Leave out the pictures, then reproduce the rest of the material exactly.

--- start Records shown ---

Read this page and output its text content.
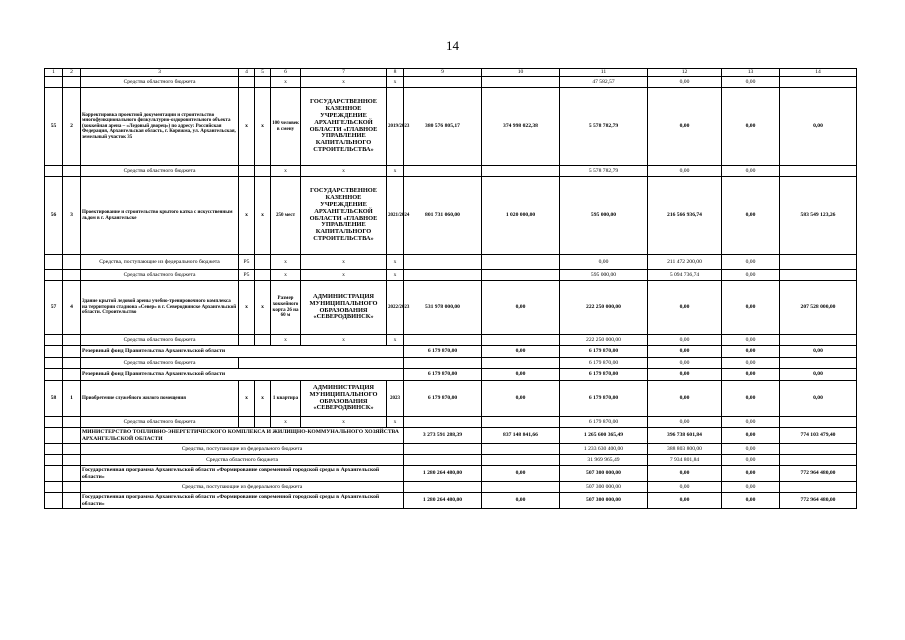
14
1	2	3	4	5	6	7	8	9	10	11	12	13	14
		Средства областного бюджета			x	x	x			47 582,57	0,00	0,00	
55	2	Корректировка проектной документации и строительство многофункционального физкультурно-оздоровительного объекта (хоккейная арена – «Ледовый дворец») по адресу: Российская Федерация, Архангельская область, г. Коряжма, ул. Архангельская, земельный участок 35	x	x	100 человек в смену	ГОСУДАРСТВЕННОЕ КАЗЕННОЕ УЧРЕЖДЕНИЕ АРХАНГЕЛЬСКОЙ ОБЛАСТИ «ГЛАВНОЕ УПРАВЛЕНИЕ КАПИТАЛЬНОГО СТРОИТЕЛЬСТВА»	2019/2023	380 576 805,17	374 998 022,38	5 578 782,79	0,00	0,00	0,00
		Средства областного бюджета			x	x	x			5 578 782,79	0,00	0,00	
56	3	Проектирование и строительство крытого катка с искусственным льдом в г. Архангельске	x	x	250 мест	ГОСУДАРСТВЕННОЕ КАЗЕННОЕ УЧРЕЖДЕНИЕ АРХАНГЕЛЬСКОЙ ОБЛАСТИ «ГЛАВНОЕ УПРАВЛЕНИЕ КАПИТАЛЬНОГО СТРОИТЕЛЬСТВА»	2021/2024	801 731 060,00	1 020 000,00	595 000,00	216 566 936,74	0,00	583 549 123,26
		Средства, поступающие из федерального бюджета	P5		x	x	x			0,00	211 472 200,00	0,00	
		Средства областного бюджета	P5		x	x	x			595 000,00	5 094 736,74	0,00	
57	4	Здание крытой ледовой арены учебно-тренировочного комплекса на территории стадиона «Север» в г. Северодвинске Архангельской области. Строительство	x	x	Размер хоккейного корта 26 на 60 м	АДМИНИСТРАЦИЯ МУНИЦИПАЛЬНОГО ОБРАЗОВАНИЯ «СЕВЕРОДВИНСК»	2022/2023	531 978 000,00	0,00	222 250 000,00	0,00	0,00	207 528 000,00
		Средства областного бюджета			x	x	x			222 250 000,00	0,00	0,00	
		Резервный фонд Правительства Архангельской области						6 179 870,00	0,00	6 179 870,00	0,00	0,00	0,00
		Средства областного бюджета								6 179 870,00	0,00	0,00	
		Резервный фонд Правительства Архангельской области						6 179 870,00	0,00	6 179 870,00	0,00	0,00	0,00
58	1	Приобретение служебного жилого помещения	x	x	1 квартира	АДМИНИСТРАЦИЯ МУНИЦИПАЛЬНОГО ОБРАЗОВАНИЯ «СЕВЕРОДВИНСК»	2023	6 179 870,00	0,00	6 179 870,00	0,00	0,00	0,00
		Средства областного бюджета			x	x	x			6 179 870,00	0,00	0,00	
		МИНИСТЕРСТВО ТОПЛИВНО-ЭНЕРГЕТИЧЕСКОГО КОМПЛЕКСА И ЖИЛИЩНО-КОММУНАЛЬНОГО ХОЗЯЙСТВА АРХАНГЕЛЬСКОЙ ОБЛАСТИ						3 273 591 288,39	837 148 841,66	1 265 600 365,49	396 738 601,84	0,00	774 103 479,40
		Средства, поступающие из федерального бюджета								1 233 630 400,00	388 803 800,00	0,00	
		Средства областного бюджета								31 969 965,49	7 934 801,84	0,00	
		Государственная программа Архангельской области «Формирование современной городской среды в Архангельской области»						1 280 264 480,00	0,00	507 300 000,00	0,00	0,00	772 964 480,00
		Средства, поступающие из федерального бюджета								507 300 000,00	0,00	0,00	
		Государственная программа Архангельской области «Формирование современной городской среды в Архангельской области»						1 280 264 480,00	0,00	507 300 000,00	0,00	0,00	772 964 480,00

--- end Records shown ---

▸ **Written response**:
Read this page and output its text content.
14
1	2	3	4	5	6	7	8	9	10	11	12	13	14
		Средства областного бюджета			x	x	x			47 582,57	0,00	0,00	
55	2	Корректировка проектной документации и строительство многофункционального физкультурно-оздоровительного объекта (хоккейная арена – «Ледовый дворец») по адресу: Российская Федерация, Архангельская область, г. Коряжма, ул. Архангельская, земельный участок 35	x	x	100 человек в смену	ГОСУДАРСТВЕННОЕ КАЗЕННОЕ УЧРЕЖДЕНИЕ АРХАНГЕЛЬСКОЙ ОБЛАСТИ «ГЛАВНОЕ УПРАВЛЕНИЕ КАПИТАЛЬНОГО СТРОИТЕЛЬСТВА»	2019/2023	380 576 805,17	374 998 022,38	5 578 782,79	0,00	0,00	0,00
		Средства областного бюджета			x	x	x			5 578 782,79	0,00	0,00	
56	3	Проектирование и строительство крытого катка с искусственным льдом в г. Архангельске	x	x	250 мест	ГОСУДАРСТВЕННОЕ КАЗЕННОЕ УЧРЕЖДЕНИЕ АРХАНГЕЛЬСКОЙ ОБЛАСТИ «ГЛАВНОЕ УПРАВЛЕНИЕ КАПИТАЛЬНОГО СТРОИТЕЛЬСТВА»	2021/2024	801 731 060,00	1 020 000,00	595 000,00	216 566 936,74	0,00	583 549 123,26
		Средства, поступающие из федерального бюджета	P5		x	x	x			0,00	211 472 200,00	0,00	
		Средства областного бюджета	P5		x	x	x			595 000,00	5 094 736,74	0,00	
57	4	Здание крытой ледовой арены учебно-тренировочного комплекса на территории стадиона «Север» в г. Северодвинске Архангельской области. Строительство	x	x	Размер хоккейного корта 26 на 60 м	АДМИНИСТРАЦИЯ МУНИЦИПАЛЬНОГО ОБРАЗОВАНИЯ «СЕВЕРОДВИНСК»	2022/2023	531 978 000,00	0,00	222 250 000,00	0,00	0,00	207 528 000,00
		Средства областного бюджета			x	x	x			222 250 000,00	0,00	0,00	
		Резервный фонд Правительства Архангельской области						6 179 870,00	0,00	6 179 870,00	0,00	0,00	0,00
		Средства областного бюджета								6 179 870,00	0,00	0,00	
		Резервный фонд Правительства Архангельской области						6 179 870,00	0,00	6 179 870,00	0,00	0,00	0,00
58	1	Приобретение служебного жилого помещения	x	x	1 квартира	АДМИНИСТРАЦИЯ МУНИЦИПАЛЬНОГО ОБРАЗОВАНИЯ «СЕВЕРОДВИНСК»	2023	6 179 870,00	0,00	6 179 870,00	0,00	0,00	0,00
		Средства областного бюджета			x	x	x			6 179 870,00	0,00	0,00	
		МИНИСТЕРСТВО ТОПЛИВНО-ЭНЕРГЕТИЧЕСКОГО КОМПЛЕКСА И ЖИЛИЩНО-КОММУНАЛЬНОГО ХОЗЯЙСТВА АРХАНГЕЛЬСКОЙ ОБЛАСТИ						3 273 591 288,39	837 148 841,66	1 265 600 365,49	396 738 601,84	0,00	774 103 479,40
		Средства, поступающие из федерального бюджета								1 233 630 400,00	388 803 800,00	0,00	
		Средства областного бюджета								31 969 965,49	7 934 801,84	0,00	
		Государственная программа Архангельской области «Формирование современной городской среды в Архангельской области»						1 280 264 480,00	0,00	507 300 000,00	0,00	0,00	772 964 480,00
		Средства, поступающие из федерального бюджета								507 300 000,00	0,00	0,00	
		Государственная программа Архангельской области «Формирование современной городской среды в Архангельской области»						1 280 264 480,00	0,00	507 300 000,00	0,00	0,00	772 964 480,00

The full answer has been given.